What follows is a set of entries. Give them again exactly, without the pictures.

DATA FOR THIS TASK.
■ ■ ■ ■
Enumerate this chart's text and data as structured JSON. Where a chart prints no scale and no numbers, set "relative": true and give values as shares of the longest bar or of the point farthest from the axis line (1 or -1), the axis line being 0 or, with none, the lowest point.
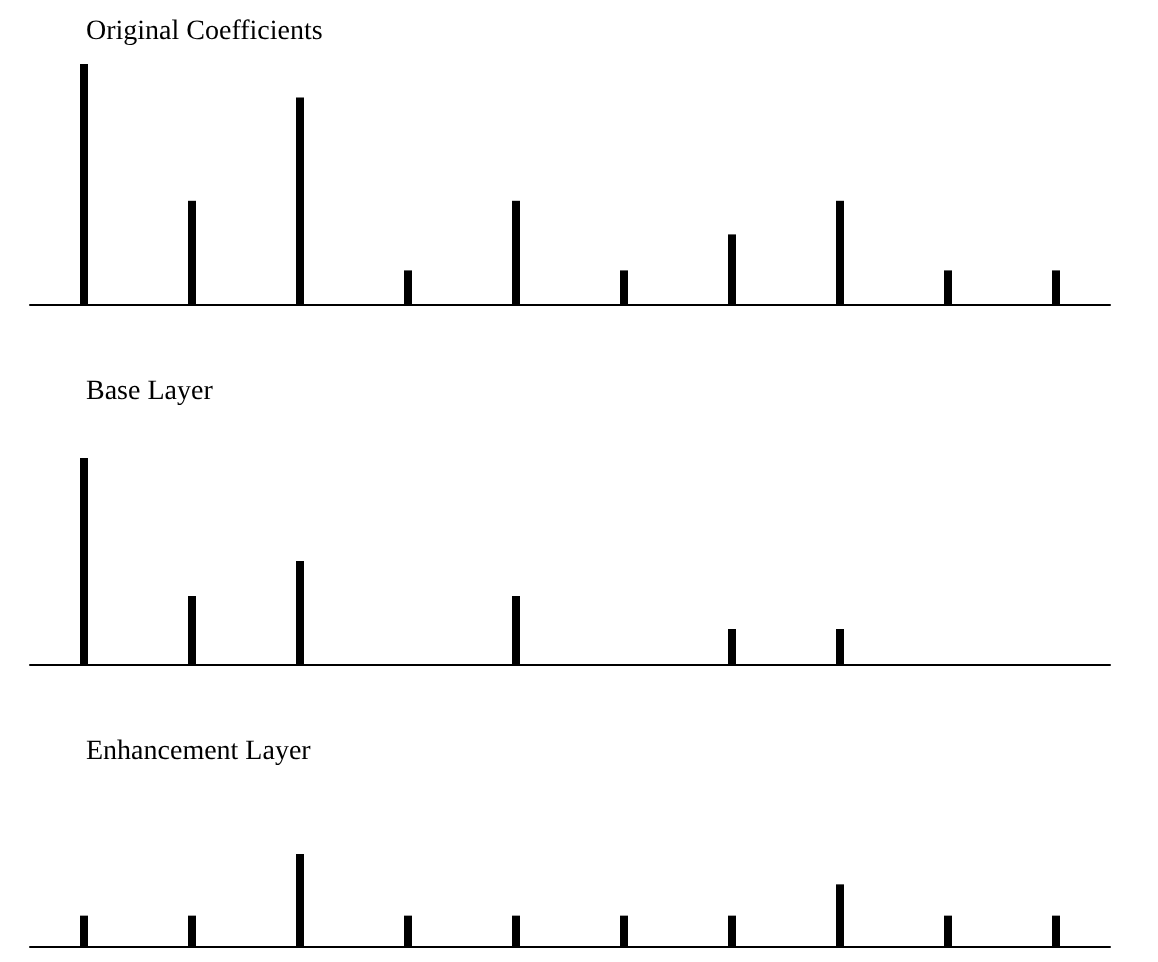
{
  "chart_data": [
    {
      "type": "bar",
      "title": "Original Coefficients",
      "relative": true,
      "categories": [
        null,
        null,
        null,
        null,
        null,
        null,
        null,
        null,
        null,
        null
      ],
      "series": [
        {
          "color": "#000000",
          "values": [
            1,
            0.43,
            0.86,
            0.14,
            0.43,
            0.14,
            0.29,
            0.43,
            0.14,
            0.14
          ]
        }
      ]
    },
    {
      "type": "bar",
      "title": "Base Layer",
      "relative": true,
      "categories": [
        null,
        null,
        null,
        null,
        null,
        null,
        null,
        null,
        null,
        null
      ],
      "series": [
        {
          "color": "#000000",
          "values": [
            1,
            0.33,
            0.5,
            0,
            0.33,
            0,
            0.17,
            0.17,
            0,
            0
          ]
        }
      ]
    },
    {
      "type": "bar",
      "title": "Enhancement Layer",
      "relative": true,
      "categories": [
        null,
        null,
        null,
        null,
        null,
        null,
        null,
        null,
        null,
        null
      ],
      "series": [
        {
          "color": "#000000",
          "values": [
            0.33,
            0.33,
            1,
            0.33,
            0.33,
            0.33,
            0.33,
            0.67,
            0.33,
            0.33
          ]
        }
      ]
    }
  ]
}
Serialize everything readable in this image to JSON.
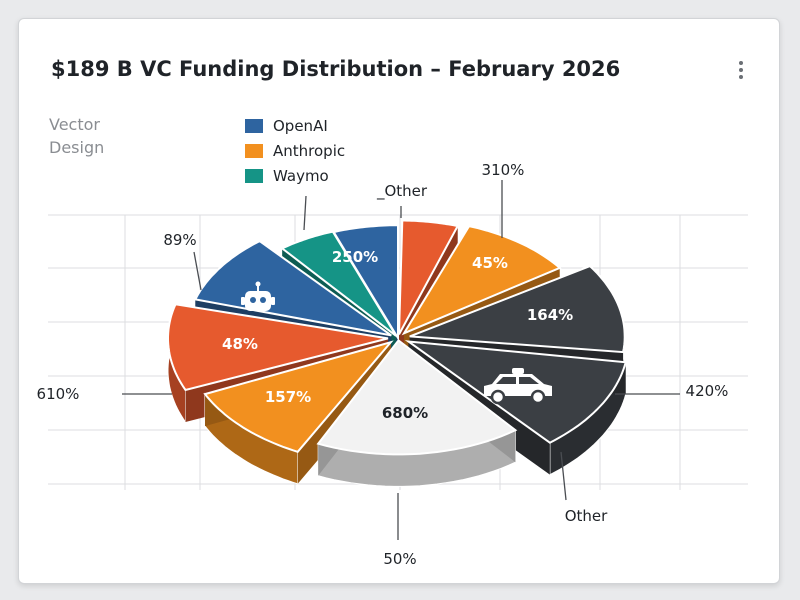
{
  "header": {
    "title": "$189 B VC Funding Distribution – February 2026",
    "subtitle_line1": "Vector",
    "subtitle_line2": "Design",
    "menu_icon": "more-vertical-icon"
  },
  "legend": [
    {
      "label": "OpenAI",
      "color": "#2e64a0"
    },
    {
      "label": "Anthropic",
      "color": "#f2901f"
    },
    {
      "label": "Waymo",
      "color": "#159486"
    }
  ],
  "chart_data": {
    "type": "pie",
    "style": "3d-exploded",
    "title": "$189 B VC Funding Distribution – February 2026",
    "legend_placement": "top-left",
    "grid": true,
    "slices": [
      {
        "label": "250%",
        "color": "#2e64a0"
      },
      {
        "label": "",
        "color": "#e65a2e"
      },
      {
        "label": "45%",
        "color": "#f2901f"
      },
      {
        "label": "164%",
        "color": "#3b3f44",
        "icon": "robot-icon-none"
      },
      {
        "label": "",
        "color": "#3b3f44",
        "icon": "car-icon"
      },
      {
        "label": "680%",
        "color": "#f2f2f2"
      },
      {
        "label": "157%",
        "color": "#f2901f"
      },
      {
        "label": "48%",
        "color": "#e65a2e"
      },
      {
        "label": "",
        "color": "#2e64a0",
        "icon": "robot-icon"
      },
      {
        "label": "",
        "color": "#159486"
      }
    ],
    "callouts": [
      {
        "label": "_Other"
      },
      {
        "label": "310%"
      },
      {
        "label": "89%"
      },
      {
        "label": "610%"
      },
      {
        "label": "420%"
      },
      {
        "label": "Other"
      },
      {
        "label": "50%"
      }
    ]
  }
}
■ ■ ■ ■
EXERCISE SOLUTION.
Enumerate this chart's text and data as structured JSON. Where a chart prints no scale and no numbers, set "relative": true and give values as shares of the longest bar or of the point farthest from the axis line (1 or -1), the axis line being 0 or, with none, the lowest point.
{
  "chart_data": [
    {
      "type": "bar",
      "title": "Original Coefficients",
      "relative": true,
      "categories": [
        null,
        null,
        null,
        null,
        null,
        null,
        null,
        null,
        null,
        null
      ],
      "series": [
        {
          "color": "#000000",
          "values": [
            1,
            0.43,
            0.86,
            0.14,
            0.43,
            0.14,
            0.29,
            0.43,
            0.14,
            0.14
          ]
        }
      ]
    },
    {
      "type": "bar",
      "title": "Base Layer",
      "relative": true,
      "categories": [
        null,
        null,
        null,
        null,
        null,
        null,
        null,
        null,
        null,
        null
      ],
      "series": [
        {
          "color": "#000000",
          "values": [
            1,
            0.33,
            0.5,
            0,
            0.33,
            0,
            0.17,
            0.17,
            0,
            0
          ]
        }
      ]
    },
    {
      "type": "bar",
      "title": "Enhancement Layer",
      "relative": true,
      "categories": [
        null,
        null,
        null,
        null,
        null,
        null,
        null,
        null,
        null,
        null
      ],
      "series": [
        {
          "color": "#000000",
          "values": [
            0.33,
            0.33,
            1,
            0.33,
            0.33,
            0.33,
            0.33,
            0.67,
            0.33,
            0.33
          ]
        }
      ]
    }
  ]
}
Serialize everything readable in this image to JSON.
{
  "header": {
    "title": "$189 B VC Funding Distribution – February 2026",
    "subtitle_line1": "Vector",
    "subtitle_line2": "Design",
    "menu_icon": "more-vertical-icon"
  },
  "legend": [
    {
      "label": "OpenAI",
      "color": "#2e64a0"
    },
    {
      "label": "Anthropic",
      "color": "#f2901f"
    },
    {
      "label": "Waymo",
      "color": "#159486"
    }
  ],
  "chart_data": {
    "type": "pie",
    "style": "3d-exploded",
    "title": "$189 B VC Funding Distribution – February 2026",
    "legend_placement": "top-left",
    "grid": true,
    "slices": [
      {
        "label": "250%",
        "color": "#2e64a0"
      },
      {
        "label": "",
        "color": "#e65a2e"
      },
      {
        "label": "45%",
        "color": "#f2901f"
      },
      {
        "label": "164%",
        "color": "#3b3f44",
        "icon": "robot-icon-none"
      },
      {
        "label": "",
        "color": "#3b3f44",
        "icon": "car-icon"
      },
      {
        "label": "680%",
        "color": "#f2f2f2"
      },
      {
        "label": "157%",
        "color": "#f2901f"
      },
      {
        "label": "48%",
        "color": "#e65a2e"
      },
      {
        "label": "",
        "color": "#2e64a0",
        "icon": "robot-icon"
      },
      {
        "label": "",
        "color": "#159486"
      }
    ],
    "callouts": [
      {
        "label": "_Other"
      },
      {
        "label": "310%"
      },
      {
        "label": "89%"
      },
      {
        "label": "610%"
      },
      {
        "label": "420%"
      },
      {
        "label": "Other"
      },
      {
        "label": "50%"
      }
    ]
  }
}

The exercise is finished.